-- Start of Document text --

He saw this coming

"Authenticity Is the New Eloquence," was the title of a talk David Kusnet delivered at a speechwriting conference—10 years ago.

David Kusnet is the onetime chief speechwriter for the Clinton administration. He’s also a smart guy. So if I remember right, I likely told him, when he agreed to keynote a Ragan Speechwriter’s Conference that I was planning back in 2006, to simply say whatever was on his mind.

“When David Murray … invited me to speak to this conference,” he began, “he asked me to be provocative—so let me apologize in advance for anything that I will say that will provoke you. … Please think of me like the local president of a bricklayers union talking to his fellow craft-workers about how they can keep working even if masonry were to become mechanized.”

So what did Kusnet, now a principal and senior writer at the Podesta Group, say that was so provocative pre-YouTube, pre-Facebook, pre-Twitter? What did he discuss that was as dangerous to the livelihood of speechwriters as mechanization would be to bricklayers? “The rise of the new media; the death of the common culture; the decline of dialogue and debate; and the growing demand for authenticity.”

Let’s take them one by one:

Rise of the New Media

Just as radio and television encouraged leaders like FDR and Ronald Reagan to adopt less formal and more conversational speaking styles, “the cable news networks and the Internet … are making communications even more instantaneous, individualistic and informal.”

As Donald Trump would tweet, “Sad!”

The Death of the Common Culture

“Americans used to know a few basic texts,” Kusnet pointed out. “The Bible, the works of Shakespeare and the basic documents of our history. It wasn’t only the elites. The tribunes of the dispossessed knew that their constituents knew the Old Testament, with its struggles for freedom and the New Testament, with its promise of redemption.”

To prove it, Kusnet quoted speeches from labor leaders that quoted scripture.

“Now imagine how a presidential candidate would be ridiculed if he or she spoke in as elevated a fashion as the leaders of coal miners and sleeping car porters spoke in the last century,” Kusnet said.

Now, “the only common cultural reference is popular culture—TV, movies, music and commercials. And so Walter Mondale criticized Gary Hart by quoting an ad for hamburgers—‘Where’s the beef?’ The elder George Bush quoted Clint Eastwood: ‘Go ahead, make my day.’ And Arnold Schwarzenegger quotes his own films. And now, in the era of hundreds of cable channels, even the popular culture will not be a common culture for much longer.”

-- End of Document text --
-- Start of Provided data --

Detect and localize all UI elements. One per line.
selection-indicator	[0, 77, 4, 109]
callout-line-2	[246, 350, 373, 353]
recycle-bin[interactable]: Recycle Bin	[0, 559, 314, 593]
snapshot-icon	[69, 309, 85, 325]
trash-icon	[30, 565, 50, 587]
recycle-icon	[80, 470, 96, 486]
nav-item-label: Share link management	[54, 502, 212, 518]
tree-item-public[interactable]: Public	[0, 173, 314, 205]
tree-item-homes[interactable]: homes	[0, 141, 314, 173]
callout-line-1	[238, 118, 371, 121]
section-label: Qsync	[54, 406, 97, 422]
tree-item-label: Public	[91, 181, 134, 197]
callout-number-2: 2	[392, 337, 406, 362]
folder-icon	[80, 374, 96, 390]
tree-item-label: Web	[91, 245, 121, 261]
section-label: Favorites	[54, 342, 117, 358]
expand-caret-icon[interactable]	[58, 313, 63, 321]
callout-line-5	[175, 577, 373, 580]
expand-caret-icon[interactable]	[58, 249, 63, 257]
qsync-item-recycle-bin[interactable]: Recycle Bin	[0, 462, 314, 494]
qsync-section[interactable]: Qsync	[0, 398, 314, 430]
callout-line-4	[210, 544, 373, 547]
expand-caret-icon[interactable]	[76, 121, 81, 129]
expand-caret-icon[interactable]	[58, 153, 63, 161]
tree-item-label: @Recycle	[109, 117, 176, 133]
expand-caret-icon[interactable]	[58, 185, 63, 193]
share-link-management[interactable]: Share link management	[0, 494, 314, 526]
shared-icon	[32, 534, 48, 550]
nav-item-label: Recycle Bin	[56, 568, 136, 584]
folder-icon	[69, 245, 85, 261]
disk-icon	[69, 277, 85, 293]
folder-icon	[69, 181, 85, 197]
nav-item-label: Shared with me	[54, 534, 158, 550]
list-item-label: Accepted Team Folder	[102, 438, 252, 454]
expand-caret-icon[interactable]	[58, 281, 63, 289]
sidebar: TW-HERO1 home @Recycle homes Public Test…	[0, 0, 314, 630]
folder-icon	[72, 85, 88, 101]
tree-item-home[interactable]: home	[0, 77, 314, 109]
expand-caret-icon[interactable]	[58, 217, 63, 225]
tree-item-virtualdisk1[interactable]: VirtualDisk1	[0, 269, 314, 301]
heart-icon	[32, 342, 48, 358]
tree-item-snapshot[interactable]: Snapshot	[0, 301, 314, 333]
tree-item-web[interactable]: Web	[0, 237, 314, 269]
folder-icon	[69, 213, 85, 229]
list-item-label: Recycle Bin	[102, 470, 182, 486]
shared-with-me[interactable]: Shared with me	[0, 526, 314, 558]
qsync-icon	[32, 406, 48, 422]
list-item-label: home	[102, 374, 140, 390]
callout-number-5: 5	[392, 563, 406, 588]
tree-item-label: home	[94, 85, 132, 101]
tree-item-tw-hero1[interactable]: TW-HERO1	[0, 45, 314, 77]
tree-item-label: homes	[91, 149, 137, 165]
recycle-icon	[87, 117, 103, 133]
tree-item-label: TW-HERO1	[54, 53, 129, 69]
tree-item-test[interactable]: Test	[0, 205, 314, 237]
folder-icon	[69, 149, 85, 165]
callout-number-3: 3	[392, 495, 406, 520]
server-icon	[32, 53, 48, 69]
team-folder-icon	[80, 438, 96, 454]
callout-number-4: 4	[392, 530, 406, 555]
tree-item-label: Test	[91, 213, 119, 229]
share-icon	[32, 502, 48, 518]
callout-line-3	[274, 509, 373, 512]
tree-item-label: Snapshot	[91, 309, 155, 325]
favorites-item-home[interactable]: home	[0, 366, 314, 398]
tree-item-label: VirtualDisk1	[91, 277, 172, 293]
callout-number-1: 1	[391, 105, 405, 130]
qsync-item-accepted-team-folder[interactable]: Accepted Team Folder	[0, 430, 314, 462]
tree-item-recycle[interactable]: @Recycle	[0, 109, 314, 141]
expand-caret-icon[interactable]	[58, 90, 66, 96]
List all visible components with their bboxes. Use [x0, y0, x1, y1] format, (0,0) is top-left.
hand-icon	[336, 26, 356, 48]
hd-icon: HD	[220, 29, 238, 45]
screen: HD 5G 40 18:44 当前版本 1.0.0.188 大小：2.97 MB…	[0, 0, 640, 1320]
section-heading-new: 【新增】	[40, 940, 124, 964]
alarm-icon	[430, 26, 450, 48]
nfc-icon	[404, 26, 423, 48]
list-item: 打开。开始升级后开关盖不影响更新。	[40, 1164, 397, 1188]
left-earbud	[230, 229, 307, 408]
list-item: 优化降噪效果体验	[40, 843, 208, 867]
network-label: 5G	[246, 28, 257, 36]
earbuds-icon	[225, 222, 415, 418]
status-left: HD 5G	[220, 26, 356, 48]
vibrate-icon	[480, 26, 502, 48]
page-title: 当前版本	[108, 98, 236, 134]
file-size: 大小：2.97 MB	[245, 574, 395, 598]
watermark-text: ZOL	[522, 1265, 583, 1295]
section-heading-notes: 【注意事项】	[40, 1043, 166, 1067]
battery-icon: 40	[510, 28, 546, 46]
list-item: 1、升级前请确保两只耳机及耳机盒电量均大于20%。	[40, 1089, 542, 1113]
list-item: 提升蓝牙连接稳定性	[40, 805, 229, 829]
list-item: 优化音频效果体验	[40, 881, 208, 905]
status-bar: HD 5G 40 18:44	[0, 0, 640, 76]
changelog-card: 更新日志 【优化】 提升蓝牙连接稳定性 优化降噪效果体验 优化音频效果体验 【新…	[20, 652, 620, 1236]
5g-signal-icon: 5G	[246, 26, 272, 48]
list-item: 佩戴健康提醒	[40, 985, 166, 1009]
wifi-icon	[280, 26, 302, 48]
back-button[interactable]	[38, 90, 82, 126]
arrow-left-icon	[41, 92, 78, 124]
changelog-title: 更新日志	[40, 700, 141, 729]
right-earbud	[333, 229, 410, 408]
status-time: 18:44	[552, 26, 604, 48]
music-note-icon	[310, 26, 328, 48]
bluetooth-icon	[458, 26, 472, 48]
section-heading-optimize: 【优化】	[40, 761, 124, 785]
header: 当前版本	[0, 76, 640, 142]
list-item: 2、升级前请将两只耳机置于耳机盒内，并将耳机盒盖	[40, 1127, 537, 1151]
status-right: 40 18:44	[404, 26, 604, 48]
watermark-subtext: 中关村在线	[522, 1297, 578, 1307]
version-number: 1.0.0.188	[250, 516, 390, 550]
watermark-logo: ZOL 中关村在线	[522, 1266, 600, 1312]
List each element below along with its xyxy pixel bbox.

-- End of Provided data --
-- Start of Provided data --

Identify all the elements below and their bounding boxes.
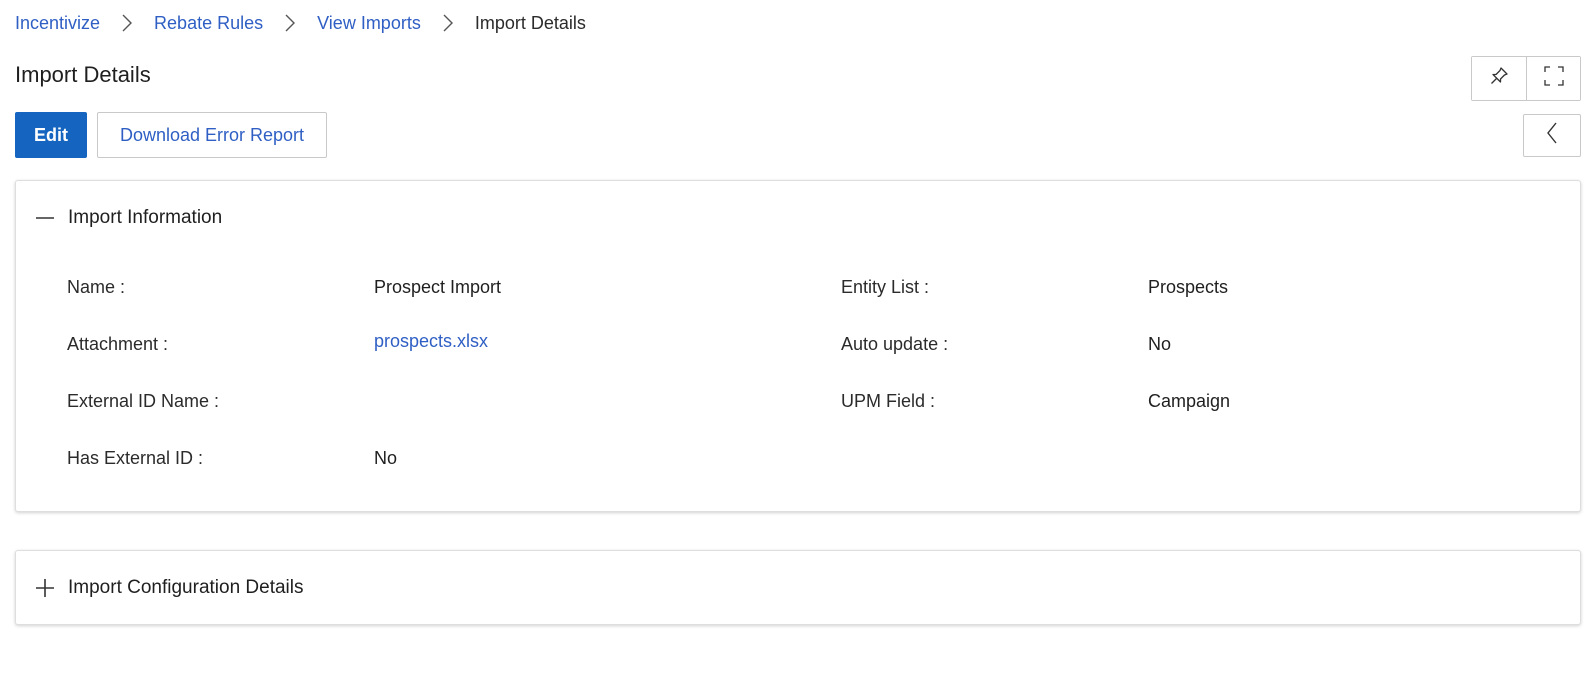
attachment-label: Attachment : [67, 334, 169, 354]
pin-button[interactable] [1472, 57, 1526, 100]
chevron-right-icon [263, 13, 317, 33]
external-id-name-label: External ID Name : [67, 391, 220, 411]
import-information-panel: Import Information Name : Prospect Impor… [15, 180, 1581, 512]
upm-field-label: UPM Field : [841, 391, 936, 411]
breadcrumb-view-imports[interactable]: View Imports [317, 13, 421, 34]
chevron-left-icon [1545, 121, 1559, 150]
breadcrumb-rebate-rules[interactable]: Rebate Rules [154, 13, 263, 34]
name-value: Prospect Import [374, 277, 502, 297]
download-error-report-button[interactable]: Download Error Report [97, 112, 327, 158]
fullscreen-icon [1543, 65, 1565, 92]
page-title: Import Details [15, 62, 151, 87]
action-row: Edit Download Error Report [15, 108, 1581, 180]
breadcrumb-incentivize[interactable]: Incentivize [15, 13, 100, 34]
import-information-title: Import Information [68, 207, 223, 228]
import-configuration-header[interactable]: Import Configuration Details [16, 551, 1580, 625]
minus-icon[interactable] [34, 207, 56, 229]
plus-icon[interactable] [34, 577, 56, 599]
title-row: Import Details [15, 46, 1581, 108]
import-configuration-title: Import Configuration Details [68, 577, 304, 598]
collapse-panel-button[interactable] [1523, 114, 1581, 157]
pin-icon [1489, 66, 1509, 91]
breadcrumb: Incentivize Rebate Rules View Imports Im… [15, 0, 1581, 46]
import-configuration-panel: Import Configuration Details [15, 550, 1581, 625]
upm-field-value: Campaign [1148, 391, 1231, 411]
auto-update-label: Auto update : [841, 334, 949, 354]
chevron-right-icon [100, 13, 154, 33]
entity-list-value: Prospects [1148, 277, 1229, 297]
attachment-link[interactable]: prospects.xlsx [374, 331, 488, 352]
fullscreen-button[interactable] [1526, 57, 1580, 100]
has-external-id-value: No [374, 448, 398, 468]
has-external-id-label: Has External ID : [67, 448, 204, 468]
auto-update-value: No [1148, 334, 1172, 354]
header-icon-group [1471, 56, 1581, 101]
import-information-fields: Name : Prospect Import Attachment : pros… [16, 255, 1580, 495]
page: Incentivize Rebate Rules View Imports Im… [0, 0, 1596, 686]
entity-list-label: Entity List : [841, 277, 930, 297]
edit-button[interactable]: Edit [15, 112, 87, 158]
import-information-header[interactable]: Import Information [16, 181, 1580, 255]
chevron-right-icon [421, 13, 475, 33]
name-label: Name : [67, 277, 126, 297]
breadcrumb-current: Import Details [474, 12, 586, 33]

-- End of Provided data --
-- Start of Provided data --

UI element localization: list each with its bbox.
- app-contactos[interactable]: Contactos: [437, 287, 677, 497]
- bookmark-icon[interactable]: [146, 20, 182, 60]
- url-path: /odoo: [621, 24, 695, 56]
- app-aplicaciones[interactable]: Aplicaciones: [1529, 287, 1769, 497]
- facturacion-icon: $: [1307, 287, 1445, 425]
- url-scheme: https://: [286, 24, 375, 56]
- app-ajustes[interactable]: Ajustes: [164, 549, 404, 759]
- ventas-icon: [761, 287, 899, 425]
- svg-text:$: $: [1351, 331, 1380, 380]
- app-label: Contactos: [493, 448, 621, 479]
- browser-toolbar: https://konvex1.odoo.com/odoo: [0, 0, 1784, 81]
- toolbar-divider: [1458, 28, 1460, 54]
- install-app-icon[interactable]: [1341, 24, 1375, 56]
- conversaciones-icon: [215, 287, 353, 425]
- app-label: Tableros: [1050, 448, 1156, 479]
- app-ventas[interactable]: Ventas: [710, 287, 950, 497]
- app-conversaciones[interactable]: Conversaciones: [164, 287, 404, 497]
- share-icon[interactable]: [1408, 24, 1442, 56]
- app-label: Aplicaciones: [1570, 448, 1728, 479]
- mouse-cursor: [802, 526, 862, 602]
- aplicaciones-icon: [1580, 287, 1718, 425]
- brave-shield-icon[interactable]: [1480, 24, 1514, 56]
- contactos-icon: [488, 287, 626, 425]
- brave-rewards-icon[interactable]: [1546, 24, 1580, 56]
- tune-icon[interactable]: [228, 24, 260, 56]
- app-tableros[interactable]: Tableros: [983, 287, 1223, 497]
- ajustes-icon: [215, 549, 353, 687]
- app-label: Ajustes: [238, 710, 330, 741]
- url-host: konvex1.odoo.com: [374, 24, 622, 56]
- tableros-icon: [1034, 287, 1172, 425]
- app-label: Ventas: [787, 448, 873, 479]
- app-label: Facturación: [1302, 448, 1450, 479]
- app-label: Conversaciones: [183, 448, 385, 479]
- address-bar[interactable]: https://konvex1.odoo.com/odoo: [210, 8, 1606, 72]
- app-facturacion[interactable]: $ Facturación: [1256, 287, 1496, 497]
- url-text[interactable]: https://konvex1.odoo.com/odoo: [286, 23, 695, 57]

-- End of Provided data --

Stated task 1 ::
Answer these questions using the text about David Kusnet's speechwriting talk:
(a) What was the title of the talk Kusnet gave at the speechwriting conference?
(b) What post did Kusnet once hold in the Clinton administration?
(c) Whom did the elder George Bush quote, according to Kusnet?
Stated task 2 ::
In the records, copy out the stretch from the line containing "Detect and localize" through the line containing "470, 96, 486]", both included, without any changes.

Full answer 1 ::
(a) "Authenticity Is the New Eloquence."
(b) He was the chief speechwriter.
(c) Clint Eastwood, with the line "Go ahead, make my day."

Full answer 2 ::
Detect and localize all UI elements. One per line.
selection-indicator	[0, 77, 4, 109]
callout-line-2	[246, 350, 373, 353]
recycle-bin[interactable]: Recycle Bin	[0, 559, 314, 593]
snapshot-icon	[69, 309, 85, 325]
trash-icon	[30, 565, 50, 587]
recycle-icon	[80, 470, 96, 486]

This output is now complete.